## EXCERPT PROVIDED
----------

For more than a decade, Darryl Elliott and his family schlepped up the expressway to a big Boston hospital every time they needed a doctor — even though Milton Hospital was practically in their backyard.
But these days, the Elliotts don’t battle traffic and pay to park in Boston; they stick to Milton instead. What changed? The 112-year-old suburban hospital was acquired three years ago by Beth Israel Deaconess Medical Center, the Harvard-affiliated teaching hospital in Boston’s Longwood Medical Area. The merger convinced Elliott, a husband and father of two teenaged boys, that the hometown hospital was good enough for his family.
“It has a great feel of a community hospital, but it now has the power of Beth Israel,” Elliott said. “It’s really the best of both worlds right now.”
Elliott is among a growing number of patients who are choosing what is now known as Beth Israel Deaconess Hospital-Milton, helping the once-struggling community hospital to turn a profit for the first time in years. The turnaround provides a different view of the recent wave of hospital mergers and an example of why smaller local institutions have sought to be acquired by Boston’s best-known health care brands.
The quiet community hospital in Milton has become one of the fastest growing in the state — even as Quincy Medical Center, four miles to the east, closed in December because of a lack of patients in a highly competitive environment.
“We’re well positioned in this market,” said Peter J. Healy, chief executive of Beth Israel Deaconess-Milton. “We’re part of a system that is well positioned.”

----------

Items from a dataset
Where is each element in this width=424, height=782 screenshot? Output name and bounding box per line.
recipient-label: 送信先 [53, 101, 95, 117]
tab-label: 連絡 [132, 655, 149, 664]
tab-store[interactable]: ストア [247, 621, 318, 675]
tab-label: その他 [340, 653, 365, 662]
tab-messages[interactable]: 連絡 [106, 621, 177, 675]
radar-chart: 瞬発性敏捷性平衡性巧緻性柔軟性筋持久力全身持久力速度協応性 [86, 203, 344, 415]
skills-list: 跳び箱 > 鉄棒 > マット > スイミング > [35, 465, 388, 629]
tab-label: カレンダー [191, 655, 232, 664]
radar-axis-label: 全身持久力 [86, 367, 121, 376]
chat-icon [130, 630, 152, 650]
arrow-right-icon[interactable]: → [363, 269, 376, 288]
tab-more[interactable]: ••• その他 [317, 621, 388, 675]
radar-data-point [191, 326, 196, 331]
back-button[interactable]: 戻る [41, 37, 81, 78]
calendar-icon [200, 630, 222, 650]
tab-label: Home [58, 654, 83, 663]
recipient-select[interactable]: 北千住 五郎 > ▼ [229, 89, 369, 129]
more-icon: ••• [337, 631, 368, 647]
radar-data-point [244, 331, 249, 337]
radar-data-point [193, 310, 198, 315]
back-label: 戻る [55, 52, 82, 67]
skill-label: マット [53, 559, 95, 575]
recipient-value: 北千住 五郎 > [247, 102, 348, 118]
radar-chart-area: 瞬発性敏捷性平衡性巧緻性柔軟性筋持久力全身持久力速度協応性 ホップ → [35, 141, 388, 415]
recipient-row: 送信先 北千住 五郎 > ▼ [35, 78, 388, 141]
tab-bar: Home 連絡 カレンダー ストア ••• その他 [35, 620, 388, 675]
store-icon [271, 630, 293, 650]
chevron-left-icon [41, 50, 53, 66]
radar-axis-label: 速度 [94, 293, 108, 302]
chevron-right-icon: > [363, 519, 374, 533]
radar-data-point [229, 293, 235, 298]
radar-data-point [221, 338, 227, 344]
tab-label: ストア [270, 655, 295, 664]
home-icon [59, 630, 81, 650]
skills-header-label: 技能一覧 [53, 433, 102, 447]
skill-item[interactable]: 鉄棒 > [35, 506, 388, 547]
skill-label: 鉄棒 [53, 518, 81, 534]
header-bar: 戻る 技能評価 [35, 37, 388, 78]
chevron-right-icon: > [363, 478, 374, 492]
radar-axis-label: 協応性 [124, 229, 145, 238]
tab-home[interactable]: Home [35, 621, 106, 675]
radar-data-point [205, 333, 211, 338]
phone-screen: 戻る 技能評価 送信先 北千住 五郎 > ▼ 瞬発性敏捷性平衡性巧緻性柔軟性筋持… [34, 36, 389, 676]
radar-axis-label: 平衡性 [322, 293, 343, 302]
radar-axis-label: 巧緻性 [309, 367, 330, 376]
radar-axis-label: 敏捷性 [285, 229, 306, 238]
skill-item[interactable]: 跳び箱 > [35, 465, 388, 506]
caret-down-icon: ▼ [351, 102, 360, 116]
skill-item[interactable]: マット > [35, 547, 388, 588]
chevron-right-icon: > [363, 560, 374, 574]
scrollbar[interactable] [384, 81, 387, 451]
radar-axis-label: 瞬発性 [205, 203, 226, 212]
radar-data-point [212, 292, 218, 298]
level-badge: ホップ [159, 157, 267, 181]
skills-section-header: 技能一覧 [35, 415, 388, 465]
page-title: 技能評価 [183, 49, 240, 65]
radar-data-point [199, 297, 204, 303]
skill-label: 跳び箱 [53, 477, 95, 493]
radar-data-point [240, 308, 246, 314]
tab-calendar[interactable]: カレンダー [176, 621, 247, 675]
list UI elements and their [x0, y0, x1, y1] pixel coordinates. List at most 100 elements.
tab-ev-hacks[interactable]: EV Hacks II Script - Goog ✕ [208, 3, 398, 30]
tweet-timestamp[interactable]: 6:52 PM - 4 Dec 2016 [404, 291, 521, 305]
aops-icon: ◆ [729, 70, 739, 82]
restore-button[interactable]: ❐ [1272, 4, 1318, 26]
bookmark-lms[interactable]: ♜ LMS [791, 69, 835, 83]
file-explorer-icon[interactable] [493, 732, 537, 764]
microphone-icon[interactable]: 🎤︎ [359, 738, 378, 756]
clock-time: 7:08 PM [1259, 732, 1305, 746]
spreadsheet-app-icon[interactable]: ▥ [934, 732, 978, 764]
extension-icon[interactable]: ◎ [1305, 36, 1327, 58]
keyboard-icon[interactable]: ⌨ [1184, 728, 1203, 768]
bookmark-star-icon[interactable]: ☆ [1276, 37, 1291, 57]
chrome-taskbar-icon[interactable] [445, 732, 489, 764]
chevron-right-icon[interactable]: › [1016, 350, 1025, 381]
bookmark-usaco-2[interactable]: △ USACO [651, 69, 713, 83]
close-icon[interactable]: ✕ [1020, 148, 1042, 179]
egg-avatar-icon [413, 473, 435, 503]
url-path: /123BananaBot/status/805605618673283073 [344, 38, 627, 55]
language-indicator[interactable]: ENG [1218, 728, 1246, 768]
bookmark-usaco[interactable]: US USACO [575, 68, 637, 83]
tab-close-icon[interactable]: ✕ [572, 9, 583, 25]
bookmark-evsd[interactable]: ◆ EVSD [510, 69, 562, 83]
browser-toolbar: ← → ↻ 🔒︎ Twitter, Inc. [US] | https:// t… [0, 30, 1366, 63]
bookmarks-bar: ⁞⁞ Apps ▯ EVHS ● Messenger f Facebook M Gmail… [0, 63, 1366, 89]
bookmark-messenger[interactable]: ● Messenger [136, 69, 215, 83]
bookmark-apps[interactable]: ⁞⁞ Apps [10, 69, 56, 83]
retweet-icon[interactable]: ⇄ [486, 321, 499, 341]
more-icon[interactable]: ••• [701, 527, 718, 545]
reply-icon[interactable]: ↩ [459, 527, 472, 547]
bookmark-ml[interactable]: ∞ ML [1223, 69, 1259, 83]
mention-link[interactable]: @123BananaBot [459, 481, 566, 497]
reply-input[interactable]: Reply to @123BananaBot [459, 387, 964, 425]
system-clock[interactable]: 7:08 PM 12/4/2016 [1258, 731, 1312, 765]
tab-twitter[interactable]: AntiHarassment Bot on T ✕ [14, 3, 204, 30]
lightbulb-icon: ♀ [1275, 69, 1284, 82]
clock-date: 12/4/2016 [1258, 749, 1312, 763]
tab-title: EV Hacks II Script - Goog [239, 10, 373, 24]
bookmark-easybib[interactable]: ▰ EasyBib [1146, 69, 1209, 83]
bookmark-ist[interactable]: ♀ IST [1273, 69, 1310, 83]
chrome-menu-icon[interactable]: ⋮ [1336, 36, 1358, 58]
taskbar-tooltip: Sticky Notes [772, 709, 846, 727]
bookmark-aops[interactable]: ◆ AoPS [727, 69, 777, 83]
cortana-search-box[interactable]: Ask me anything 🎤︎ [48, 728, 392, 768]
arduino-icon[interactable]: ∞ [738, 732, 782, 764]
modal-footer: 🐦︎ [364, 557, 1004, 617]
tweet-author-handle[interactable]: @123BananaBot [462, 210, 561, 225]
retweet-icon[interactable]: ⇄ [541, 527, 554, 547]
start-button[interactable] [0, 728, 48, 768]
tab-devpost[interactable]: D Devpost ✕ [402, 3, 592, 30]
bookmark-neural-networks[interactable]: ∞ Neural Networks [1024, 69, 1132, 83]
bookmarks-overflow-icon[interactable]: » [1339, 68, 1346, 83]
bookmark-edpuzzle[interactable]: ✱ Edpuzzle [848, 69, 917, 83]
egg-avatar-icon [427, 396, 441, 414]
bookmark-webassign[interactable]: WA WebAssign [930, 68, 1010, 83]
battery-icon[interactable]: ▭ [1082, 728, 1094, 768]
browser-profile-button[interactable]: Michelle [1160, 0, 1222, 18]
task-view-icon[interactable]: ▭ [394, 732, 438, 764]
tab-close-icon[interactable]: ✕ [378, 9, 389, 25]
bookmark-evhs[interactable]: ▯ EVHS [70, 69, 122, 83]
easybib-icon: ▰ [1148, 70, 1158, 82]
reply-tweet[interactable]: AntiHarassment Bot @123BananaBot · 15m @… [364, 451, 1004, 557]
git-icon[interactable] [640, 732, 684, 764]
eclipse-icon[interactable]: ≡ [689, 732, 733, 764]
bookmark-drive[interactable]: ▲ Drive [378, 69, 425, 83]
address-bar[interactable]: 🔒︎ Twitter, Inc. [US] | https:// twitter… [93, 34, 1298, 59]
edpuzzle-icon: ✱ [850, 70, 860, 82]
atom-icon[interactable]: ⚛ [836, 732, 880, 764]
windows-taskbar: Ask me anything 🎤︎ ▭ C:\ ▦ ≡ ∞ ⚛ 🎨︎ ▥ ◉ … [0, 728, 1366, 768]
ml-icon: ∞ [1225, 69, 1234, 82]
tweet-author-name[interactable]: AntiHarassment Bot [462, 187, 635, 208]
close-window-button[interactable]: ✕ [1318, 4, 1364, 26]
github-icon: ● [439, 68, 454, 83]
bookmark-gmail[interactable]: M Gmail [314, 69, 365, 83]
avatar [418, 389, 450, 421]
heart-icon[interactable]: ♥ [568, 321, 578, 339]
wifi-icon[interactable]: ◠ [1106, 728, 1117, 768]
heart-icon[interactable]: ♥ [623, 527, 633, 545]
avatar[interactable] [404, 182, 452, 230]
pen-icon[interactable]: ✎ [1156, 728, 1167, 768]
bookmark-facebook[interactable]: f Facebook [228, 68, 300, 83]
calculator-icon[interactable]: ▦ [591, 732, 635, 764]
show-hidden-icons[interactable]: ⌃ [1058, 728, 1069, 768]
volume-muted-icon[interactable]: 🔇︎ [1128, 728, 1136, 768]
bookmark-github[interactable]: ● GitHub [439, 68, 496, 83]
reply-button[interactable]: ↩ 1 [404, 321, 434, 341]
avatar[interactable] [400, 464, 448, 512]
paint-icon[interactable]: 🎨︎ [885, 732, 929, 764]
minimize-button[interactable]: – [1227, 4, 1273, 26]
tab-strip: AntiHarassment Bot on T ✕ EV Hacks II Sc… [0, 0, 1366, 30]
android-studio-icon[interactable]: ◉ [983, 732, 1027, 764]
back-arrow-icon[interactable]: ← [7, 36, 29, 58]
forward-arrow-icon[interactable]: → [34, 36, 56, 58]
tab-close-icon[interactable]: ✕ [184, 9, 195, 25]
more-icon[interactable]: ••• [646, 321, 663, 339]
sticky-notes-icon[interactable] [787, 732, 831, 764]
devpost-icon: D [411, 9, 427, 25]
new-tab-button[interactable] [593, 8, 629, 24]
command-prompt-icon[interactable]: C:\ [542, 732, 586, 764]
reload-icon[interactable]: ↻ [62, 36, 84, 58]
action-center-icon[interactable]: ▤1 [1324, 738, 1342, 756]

----------

## WORK ORDER A
From the article about the Milton hospital, list every full name of a hospital or medical center, leaving out shortened forms.
## WORK ORDER B
Using the article about the Milton hospital, decide whether each statement agrees with it, answering yes or no and quoting the words that settle it: (i) Darryl Elliott has two teenaged sons. (ii) Quincy Medical Center lies four miles to the west of the Milton hospital. (iii) Beth Israel Deaconess Medical Center acquired the Milton hospital five years ago.
The listing is drawn from a different source than the article.

## TASK RESPONSE A
Milton Hospital
Beth Israel Deaconess Medical Center
Beth Israel Deaconess Hospital-Milton
Quincy Medical Center

## TASK RESPONSE B
(i) Yes: "a husband and father of two teenaged boys"
(ii) No: "Quincy Medical Center, four miles to the east"
(iii) No: "was acquired three years ago by Beth Israel Deaconess Medical Center"